● WHAT IS ASKED:
Repeat every line below exactly, word for word.

● MATERIAL PROVIDED:

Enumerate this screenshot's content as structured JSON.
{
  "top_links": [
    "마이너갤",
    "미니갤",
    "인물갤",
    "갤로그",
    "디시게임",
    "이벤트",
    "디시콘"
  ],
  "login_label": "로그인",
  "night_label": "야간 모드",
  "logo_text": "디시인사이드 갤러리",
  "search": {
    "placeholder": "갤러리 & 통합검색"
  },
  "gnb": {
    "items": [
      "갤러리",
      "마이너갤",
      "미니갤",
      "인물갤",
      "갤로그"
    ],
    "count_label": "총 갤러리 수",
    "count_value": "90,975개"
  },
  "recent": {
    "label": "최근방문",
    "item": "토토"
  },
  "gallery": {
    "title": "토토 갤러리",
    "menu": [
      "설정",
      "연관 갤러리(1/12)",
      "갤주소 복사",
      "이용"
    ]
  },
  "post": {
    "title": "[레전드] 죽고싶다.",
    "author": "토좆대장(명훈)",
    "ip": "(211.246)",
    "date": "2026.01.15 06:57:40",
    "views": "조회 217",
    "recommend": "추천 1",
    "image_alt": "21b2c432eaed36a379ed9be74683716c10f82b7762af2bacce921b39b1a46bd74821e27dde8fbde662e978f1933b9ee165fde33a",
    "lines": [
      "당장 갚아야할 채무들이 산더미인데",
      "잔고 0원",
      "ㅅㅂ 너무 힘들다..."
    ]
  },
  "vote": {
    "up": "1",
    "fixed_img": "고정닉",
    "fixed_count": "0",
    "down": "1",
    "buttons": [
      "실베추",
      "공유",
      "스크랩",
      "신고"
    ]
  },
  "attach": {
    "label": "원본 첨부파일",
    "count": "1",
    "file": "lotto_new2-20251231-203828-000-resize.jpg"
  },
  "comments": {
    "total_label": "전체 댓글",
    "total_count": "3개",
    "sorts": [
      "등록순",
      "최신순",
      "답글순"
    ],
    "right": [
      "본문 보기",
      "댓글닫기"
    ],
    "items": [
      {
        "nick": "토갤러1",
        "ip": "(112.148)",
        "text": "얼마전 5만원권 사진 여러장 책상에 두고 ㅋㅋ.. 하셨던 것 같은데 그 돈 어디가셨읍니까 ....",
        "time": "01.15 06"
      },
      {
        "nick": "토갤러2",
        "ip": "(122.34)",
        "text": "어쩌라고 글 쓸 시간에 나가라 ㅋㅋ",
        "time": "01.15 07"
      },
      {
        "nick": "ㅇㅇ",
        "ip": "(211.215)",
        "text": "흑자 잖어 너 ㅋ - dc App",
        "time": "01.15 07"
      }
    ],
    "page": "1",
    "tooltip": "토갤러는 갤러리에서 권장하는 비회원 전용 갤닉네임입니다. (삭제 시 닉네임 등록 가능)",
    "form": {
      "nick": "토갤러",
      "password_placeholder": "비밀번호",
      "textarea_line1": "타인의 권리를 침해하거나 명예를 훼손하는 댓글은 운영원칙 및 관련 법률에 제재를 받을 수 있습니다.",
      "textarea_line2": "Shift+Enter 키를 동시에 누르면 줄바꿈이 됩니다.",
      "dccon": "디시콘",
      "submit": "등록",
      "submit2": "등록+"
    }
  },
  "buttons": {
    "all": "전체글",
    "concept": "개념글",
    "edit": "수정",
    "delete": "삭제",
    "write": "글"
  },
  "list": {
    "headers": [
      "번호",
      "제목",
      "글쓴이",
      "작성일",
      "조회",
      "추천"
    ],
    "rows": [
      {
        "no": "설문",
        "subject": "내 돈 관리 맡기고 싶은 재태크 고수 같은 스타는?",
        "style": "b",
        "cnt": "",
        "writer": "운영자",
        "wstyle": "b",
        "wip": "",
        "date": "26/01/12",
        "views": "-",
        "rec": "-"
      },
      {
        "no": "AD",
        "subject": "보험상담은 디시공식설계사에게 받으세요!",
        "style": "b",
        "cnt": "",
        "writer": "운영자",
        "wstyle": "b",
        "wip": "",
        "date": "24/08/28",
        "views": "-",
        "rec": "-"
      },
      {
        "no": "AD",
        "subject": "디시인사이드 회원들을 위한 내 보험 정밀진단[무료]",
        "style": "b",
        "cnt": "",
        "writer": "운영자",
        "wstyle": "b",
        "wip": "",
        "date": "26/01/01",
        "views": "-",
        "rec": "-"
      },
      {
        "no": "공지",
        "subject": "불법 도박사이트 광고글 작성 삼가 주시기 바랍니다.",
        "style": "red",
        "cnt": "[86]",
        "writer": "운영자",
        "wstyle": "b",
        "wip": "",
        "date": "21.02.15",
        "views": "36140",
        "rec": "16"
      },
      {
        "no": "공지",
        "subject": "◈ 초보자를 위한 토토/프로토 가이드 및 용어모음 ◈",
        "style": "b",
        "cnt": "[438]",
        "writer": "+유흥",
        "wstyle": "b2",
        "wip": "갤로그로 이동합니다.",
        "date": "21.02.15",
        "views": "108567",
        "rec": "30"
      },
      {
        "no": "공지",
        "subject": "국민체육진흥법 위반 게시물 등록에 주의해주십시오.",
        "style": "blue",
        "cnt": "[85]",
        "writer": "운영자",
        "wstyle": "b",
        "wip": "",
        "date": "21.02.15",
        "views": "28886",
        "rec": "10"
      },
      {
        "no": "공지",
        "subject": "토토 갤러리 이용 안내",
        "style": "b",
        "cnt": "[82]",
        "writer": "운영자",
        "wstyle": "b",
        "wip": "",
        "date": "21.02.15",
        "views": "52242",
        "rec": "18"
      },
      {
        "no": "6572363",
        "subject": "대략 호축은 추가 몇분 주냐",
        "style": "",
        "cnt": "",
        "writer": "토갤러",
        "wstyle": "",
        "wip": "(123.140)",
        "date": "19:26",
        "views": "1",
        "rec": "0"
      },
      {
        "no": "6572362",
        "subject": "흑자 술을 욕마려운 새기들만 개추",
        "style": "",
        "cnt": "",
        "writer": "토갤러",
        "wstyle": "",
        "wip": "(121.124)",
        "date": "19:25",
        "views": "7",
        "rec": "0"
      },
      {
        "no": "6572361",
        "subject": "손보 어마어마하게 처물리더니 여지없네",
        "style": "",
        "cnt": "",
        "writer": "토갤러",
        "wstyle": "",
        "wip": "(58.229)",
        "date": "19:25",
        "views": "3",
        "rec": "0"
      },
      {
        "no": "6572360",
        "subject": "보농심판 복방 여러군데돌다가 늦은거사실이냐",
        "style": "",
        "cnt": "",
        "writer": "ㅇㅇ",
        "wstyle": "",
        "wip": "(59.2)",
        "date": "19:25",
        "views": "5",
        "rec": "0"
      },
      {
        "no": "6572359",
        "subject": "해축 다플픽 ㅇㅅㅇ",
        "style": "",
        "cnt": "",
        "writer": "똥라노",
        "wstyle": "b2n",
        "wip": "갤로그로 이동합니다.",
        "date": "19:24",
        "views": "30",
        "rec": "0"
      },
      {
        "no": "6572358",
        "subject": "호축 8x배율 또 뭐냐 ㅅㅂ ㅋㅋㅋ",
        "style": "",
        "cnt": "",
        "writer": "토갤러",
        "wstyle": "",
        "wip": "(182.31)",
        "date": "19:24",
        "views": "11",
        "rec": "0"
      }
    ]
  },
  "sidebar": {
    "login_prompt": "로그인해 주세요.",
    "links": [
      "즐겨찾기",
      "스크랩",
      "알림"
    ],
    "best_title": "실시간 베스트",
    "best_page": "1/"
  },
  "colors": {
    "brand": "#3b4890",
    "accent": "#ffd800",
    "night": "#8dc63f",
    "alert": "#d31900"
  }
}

● ANSWER TO THIS PROBLEM:
Enumerate this screenshot's content as structured JSON.
{
  "top_links": [
    "마이너갤",
    "미니갤",
    "인물갤",
    "갤로그",
    "디시게임",
    "이벤트",
    "디시콘"
  ],
  "login_label": "로그인",
  "night_label": "야간 모드",
  "logo_text": "디시인사이드 갤러리",
  "search": {
    "placeholder": "갤러리 & 통합검색"
  },
  "gnb": {
    "items": [
      "갤러리",
      "마이너갤",
      "미니갤",
      "인물갤",
      "갤로그"
    ],
    "count_label": "총 갤러리 수",
    "count_value": "90,975개"
  },
  "recent": {
    "label": "최근방문",
    "item": "토토"
  },
  "gallery": {
    "title": "토토 갤러리",
    "menu": [
      "설정",
      "연관 갤러리(1/12)",
      "갤주소 복사",
      "이용"
    ]
  },
  "post": {
    "title": "[레전드] 죽고싶다.",
    "author": "토좆대장(명훈)",
    "ip": "(211.246)",
    "date": "2026.01.15 06:57:40",
    "views": "조회 217",
    "recommend": "추천 1",
    "image_alt": "21b2c432eaed36a379ed9be74683716c10f82b7762af2bacce921b39b1a46bd74821e27dde8fbde662e978f1933b9ee165fde33a",
    "lines": [
      "당장 갚아야할 채무들이 산더미인데",
      "잔고 0원",
      "ㅅㅂ 너무 힘들다..."
    ]
  },
  "vote": {
    "up": "1",
    "fixed_img": "고정닉",
    "fixed_count": "0",
    "down": "1",
    "buttons": [
      "실베추",
      "공유",
      "스크랩",
      "신고"
    ]
  },
  "attach": {
    "label": "원본 첨부파일",
    "count": "1",
    "file": "lotto_new2-20251231-203828-000-resize.jpg"
  },
  "comments": {
    "total_label": "전체 댓글",
    "total_count": "3개",
    "sorts": [
      "등록순",
      "최신순",
      "답글순"
    ],
    "right": [
      "본문 보기",
      "댓글닫기"
    ],
    "items": [
      {
        "nick": "토갤러1",
        "ip": "(112.148)",
        "text": "얼마전 5만원권 사진 여러장 책상에 두고 ㅋㅋ.. 하셨던 것 같은데 그 돈 어디가셨읍니까 ....",
        "time": "01.15 06"
      },
      {
        "nick": "토갤러2",
        "ip": "(122.34)",
        "text": "어쩌라고 글 쓸 시간에 나가라 ㅋㅋ",
        "time": "01.15 07"
      },
      {
        "nick": "ㅇㅇ",
        "ip": "(211.215)",
        "text": "흑자 잖어 너 ㅋ - dc App",
        "time": "01.15 07"
      }
    ],
    "page": "1",
    "tooltip": "토갤러는 갤러리에서 권장하는 비회원 전용 갤닉네임입니다. (삭제 시 닉네임 등록 가능)",
    "form": {
      "nick": "토갤러",
      "password_placeholder": "비밀번호",
      "textarea_line1": "타인의 권리를 침해하거나 명예를 훼손하는 댓글은 운영원칙 및 관련 법률에 제재를 받을 수 있습니다.",
      "textarea_line2": "Shift+Enter 키를 동시에 누르면 줄바꿈이 됩니다.",
      "dccon": "디시콘",
      "submit": "등록",
      "submit2": "등록+"
    }
  },
  "buttons": {
    "all": "전체글",
    "concept": "개념글",
    "edit": "수정",
    "delete": "삭제",
    "write": "글"
  },
  "list": {
    "headers": [
      "번호",
      "제목",
      "글쓴이",
      "작성일",
      "조회",
      "추천"
    ],
    "rows": [
      {
        "no": "설문",
        "subject": "내 돈 관리 맡기고 싶은 재태크 고수 같은 스타는?",
        "style": "b",
        "cnt": "",
        "writer": "운영자",
        "wstyle": "b",
        "wip": "",
        "date": "26/01/12",
        "views": "-",
        "rec": "-"
      },
      {
        "no": "AD",
        "subject": "보험상담은 디시공식설계사에게 받으세요!",
        "style": "b",
        "cnt": "",
        "writer": "운영자",
        "wstyle": "b",
        "wip": "",
        "date": "24/08/28",
        "views": "-",
        "rec": "-"
      },
      {
        "no": "AD",
        "subject": "디시인사이드 회원들을 위한 내 보험 정밀진단[무료]",
        "style": "b",
        "cnt": "",
        "writer": "운영자",
        "wstyle": "b",
        "wip": "",
        "date": "26/01/01",
        "views": "-",
        "rec": "-"
      },
      {
        "no": "공지",
        "subject": "불법 도박사이트 광고글 작성 삼가 주시기 바랍니다.",
        "style": "red",
        "cnt": "[86]",
        "writer": "운영자",
        "wstyle": "b",
        "wip": "",
        "date": "21.02.15",
        "views": "36140",
        "rec": "16"
      },
      {
        "no": "공지",
        "subject": "◈ 초보자를 위한 토토/프로토 가이드 및 용어모음 ◈",
        "style": "b",
        "cnt": "[438]",
        "writer": "+유흥",
        "wstyle": "b2",
        "wip": "갤로그로 이동합니다.",
        "date": "21.02.15",
        "views": "108567",
        "rec": "30"
      },
      {
        "no": "공지",
        "subject": "국민체육진흥법 위반 게시물 등록에 주의해주십시오.",
        "style": "blue",
        "cnt": "[85]",
        "writer": "운영자",
        "wstyle": "b",
        "wip": "",
        "date": "21.02.15",
        "views": "28886",
        "rec": "10"
      },
      {
        "no": "공지",
        "subject": "토토 갤러리 이용 안내",
        "style": "b",
        "cnt": "[82]",
        "writer": "운영자",
        "wstyle": "b",
        "wip": "",
        "date": "21.02.15",
        "views": "52242",
        "rec": "18"
      },
      {
        "no": "6572363",
        "subject": "대략 호축은 추가 몇분 주냐",
        "style": "",
        "cnt": "",
        "writer": "토갤러",
        "wstyle": "",
        "wip": "(123.140)",
        "date": "19:26",
        "views": "1",
        "rec": "0"
      },
      {
        "no": "6572362",
        "subject": "흑자 술을 욕마려운 새기들만 개추",
        "style": "",
        "cnt": "",
        "writer": "토갤러",
        "wstyle": "",
        "wip": "(121.124)",
        "date": "19:25",
        "views": "7",
        "rec": "0"
      },
      {
        "no": "6572361",
        "subject": "손보 어마어마하게 처물리더니 여지없네",
        "style": "",
        "cnt": "",
        "writer": "토갤러",
        "wstyle": "",
        "wip": "(58.229)",
        "date": "19:25",
        "views": "3",
        "rec": "0"
      },
      {
        "no": "6572360",
        "subject": "보농심판 복방 여러군데돌다가 늦은거사실이냐",
        "style": "",
        "cnt": "",
        "writer": "ㅇㅇ",
        "wstyle": "",
        "wip": "(59.2)",
        "date": "19:25",
        "views": "5",
        "rec": "0"
      },
      {
        "no": "6572359",
        "subject": "해축 다플픽 ㅇㅅㅇ",
        "style": "",
        "cnt": "",
        "writer": "똥라노",
        "wstyle": "b2n",
        "wip": "갤로그로 이동합니다.",
        "date": "19:24",
        "views": "30",
        "rec": "0"
      },
      {
        "no": "6572358",
        "subject": "호축 8x배율 또 뭐냐 ㅅㅂ ㅋㅋㅋ",
        "style": "",
        "cnt": "",
        "writer": "토갤러",
        "wstyle": "",
        "wip": "(182.31)",
        "date": "19:24",
        "views": "11",
        "rec": "0"
      }
    ]
  },
  "sidebar": {
    "login_prompt": "로그인해 주세요.",
    "links": [
      "즐겨찾기",
      "스크랩",
      "알림"
    ],
    "best_title": "실시간 베스트",
    "best_page": "1/"
  },
  "colors": {
    "brand": "#3b4890",
    "accent": "#ffd800",
    "night": "#8dc63f",
    "alert": "#d31900"
  }
}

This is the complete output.